§ Task statement
Your answer should be a single number: the count of lines in the material below that hold "work".

Records from a dataset:
Start

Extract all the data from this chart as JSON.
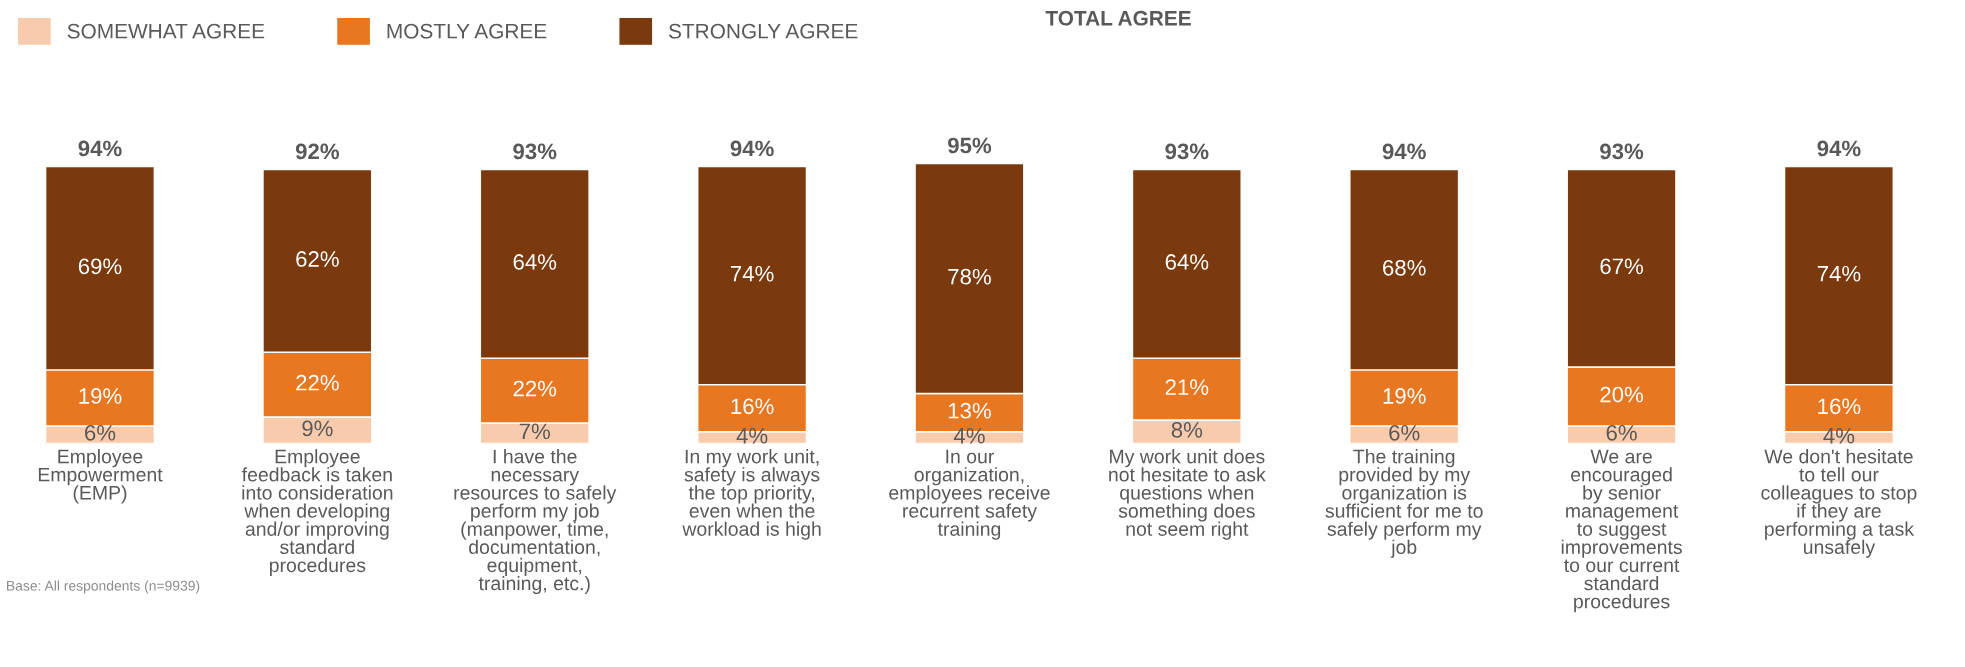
{
  "chart_data": {
    "type": "bar",
    "stacked": true,
    "legend": "top left",
    "grid": false,
    "tick_labels": "x",
    "categories": [
      "Employee\nEmpowerment\n(EMP)",
      "Employee\nfeedback is taken\ninto consideration\nwhen developing\nand/or improving\nstandard\nprocedures",
      "I have the\nnecessary\nresources to safely\nperform my job\n(manpower, time,\ndocumentation,\nequipment,\ntraining, etc.)",
      "In my work unit,\nsafety is always\nthe top priority,\neven when the\nworkload is high",
      "In our\norganization,\nemployees receive\nrecurrent safety\ntraining",
      "My work unit does\nnot hesitate to ask\nquestions when\nsomething does\nnot seem right",
      "The training\nprovided by my\norganization is\nsufficient for me to\nsafely perform my\njob",
      "We are\nencouraged\nby senior\nmanagement\nto suggest\nimprovements\nto our current\nstandard\nprocedures",
      "We don't hesitate\nto tell our\ncolleagues to stop\nif they are\nperforming a task\nunsafely"
    ],
    "series": [
      {
        "name": "SOMEWHAT AGREE",
        "color": "#f8cbad",
        "values": [
          6,
          9,
          7,
          4,
          4,
          8,
          6,
          6,
          4
        ],
        "value_labels": [
          "6%",
          "9%",
          "7%",
          "4%",
          "4%",
          "8%",
          "6%",
          "6%",
          "4%"
        ]
      },
      {
        "name": "MOSTLY AGREE",
        "color": "#e87722",
        "values": [
          19,
          22,
          22,
          16,
          13,
          21,
          19,
          20,
          16
        ],
        "value_labels": [
          "19%",
          "22%",
          "22%",
          "16%",
          "13%",
          "21%",
          "19%",
          "20%",
          "16%"
        ]
      },
      {
        "name": "STRONGLY AGREE",
        "color": "#7a3a0e",
        "values": [
          69,
          62,
          64,
          74,
          78,
          64,
          68,
          67,
          74
        ],
        "value_labels": [
          "69%",
          "62%",
          "64%",
          "74%",
          "78%",
          "64%",
          "68%",
          "67%",
          "74%"
        ]
      }
    ],
    "totals": [
      "94%",
      "92%",
      "93%",
      "94%",
      "95%",
      "93%",
      "94%",
      "93%",
      "94%"
    ],
    "annotations": [
      "TOTAL AGREE",
      "Base: All respondents (n=9939)"
    ]
  }
}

End

§ Task response
2